▽
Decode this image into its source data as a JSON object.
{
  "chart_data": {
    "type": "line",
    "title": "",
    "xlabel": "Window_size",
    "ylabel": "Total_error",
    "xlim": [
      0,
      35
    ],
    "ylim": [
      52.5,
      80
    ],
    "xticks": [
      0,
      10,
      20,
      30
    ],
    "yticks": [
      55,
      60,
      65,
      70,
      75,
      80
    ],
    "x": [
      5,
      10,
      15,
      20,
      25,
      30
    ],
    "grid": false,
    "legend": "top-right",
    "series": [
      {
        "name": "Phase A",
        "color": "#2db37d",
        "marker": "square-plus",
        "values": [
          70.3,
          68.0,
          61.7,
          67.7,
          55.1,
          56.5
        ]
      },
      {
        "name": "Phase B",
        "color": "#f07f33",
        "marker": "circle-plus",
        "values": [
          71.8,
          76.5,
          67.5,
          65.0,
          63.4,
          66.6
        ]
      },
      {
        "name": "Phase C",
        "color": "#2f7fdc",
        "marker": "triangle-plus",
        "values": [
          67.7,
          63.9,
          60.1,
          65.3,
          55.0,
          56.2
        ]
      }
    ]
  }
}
△
Goal = Reproduce every entry shown above, precisely as it stands.

Expected output =
Decode this image into its source data as a JSON object.
{
  "chart_data": {
    "type": "line",
    "title": "",
    "xlabel": "Window_size",
    "ylabel": "Total_error",
    "xlim": [
      0,
      35
    ],
    "ylim": [
      52.5,
      80
    ],
    "xticks": [
      0,
      10,
      20,
      30
    ],
    "yticks": [
      55,
      60,
      65,
      70,
      75,
      80
    ],
    "x": [
      5,
      10,
      15,
      20,
      25,
      30
    ],
    "grid": false,
    "legend": "top-right",
    "series": [
      {
        "name": "Phase A",
        "color": "#2db37d",
        "marker": "square-plus",
        "values": [
          70.3,
          68.0,
          61.7,
          67.7,
          55.1,
          56.5
        ]
      },
      {
        "name": "Phase B",
        "color": "#f07f33",
        "marker": "circle-plus",
        "values": [
          71.8,
          76.5,
          67.5,
          65.0,
          63.4,
          66.6
        ]
      },
      {
        "name": "Phase C",
        "color": "#2f7fdc",
        "marker": "triangle-plus",
        "values": [
          67.7,
          63.9,
          60.1,
          65.3,
          55.0,
          56.2
        ]
      }
    ]
  }
}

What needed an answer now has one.